GIVEN RECORDS>
★ ★ ★ ★ ★ ★ ★

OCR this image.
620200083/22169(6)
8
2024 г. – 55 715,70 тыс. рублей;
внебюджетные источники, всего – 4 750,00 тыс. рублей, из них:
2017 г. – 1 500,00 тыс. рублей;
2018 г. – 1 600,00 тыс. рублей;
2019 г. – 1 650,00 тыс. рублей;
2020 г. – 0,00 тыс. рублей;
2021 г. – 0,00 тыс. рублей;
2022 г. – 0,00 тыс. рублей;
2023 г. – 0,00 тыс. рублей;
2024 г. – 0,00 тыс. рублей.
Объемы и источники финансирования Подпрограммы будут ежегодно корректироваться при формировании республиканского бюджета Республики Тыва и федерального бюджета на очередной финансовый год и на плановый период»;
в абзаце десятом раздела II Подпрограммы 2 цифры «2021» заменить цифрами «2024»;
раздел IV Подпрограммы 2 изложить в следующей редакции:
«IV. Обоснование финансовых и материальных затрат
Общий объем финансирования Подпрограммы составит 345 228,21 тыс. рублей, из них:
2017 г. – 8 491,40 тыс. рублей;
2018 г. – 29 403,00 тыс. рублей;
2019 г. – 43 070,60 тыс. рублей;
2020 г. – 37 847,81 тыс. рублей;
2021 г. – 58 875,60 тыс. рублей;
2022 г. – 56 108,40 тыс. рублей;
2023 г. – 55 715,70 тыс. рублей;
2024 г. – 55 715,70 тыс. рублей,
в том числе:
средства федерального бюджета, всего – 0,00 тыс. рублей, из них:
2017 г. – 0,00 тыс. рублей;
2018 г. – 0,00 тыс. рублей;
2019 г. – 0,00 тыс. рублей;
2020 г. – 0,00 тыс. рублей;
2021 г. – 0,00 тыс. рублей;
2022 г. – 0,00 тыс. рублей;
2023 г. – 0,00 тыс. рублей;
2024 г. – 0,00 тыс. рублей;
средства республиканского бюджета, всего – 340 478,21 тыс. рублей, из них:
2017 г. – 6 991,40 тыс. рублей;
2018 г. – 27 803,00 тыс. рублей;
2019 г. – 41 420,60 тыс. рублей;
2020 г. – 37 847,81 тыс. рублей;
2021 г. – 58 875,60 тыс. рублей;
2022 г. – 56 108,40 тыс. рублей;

★ ★ ★ ★ ★ ★ ★

REQUIRED TASK> Find all the lines containing "республиканского" in the material, then copy them.

OUTPUT FOR THIS EXERCISE>
Объемы и источники финансирования Подпрограммы будут ежегодно корректироваться при формировании республиканского бюджета Республики Тыва и федерального бюджета на очередной финансовый год и на плановый период»;
средства республиканского бюджета, всего – 340 478,21 тыс. рублей, из них:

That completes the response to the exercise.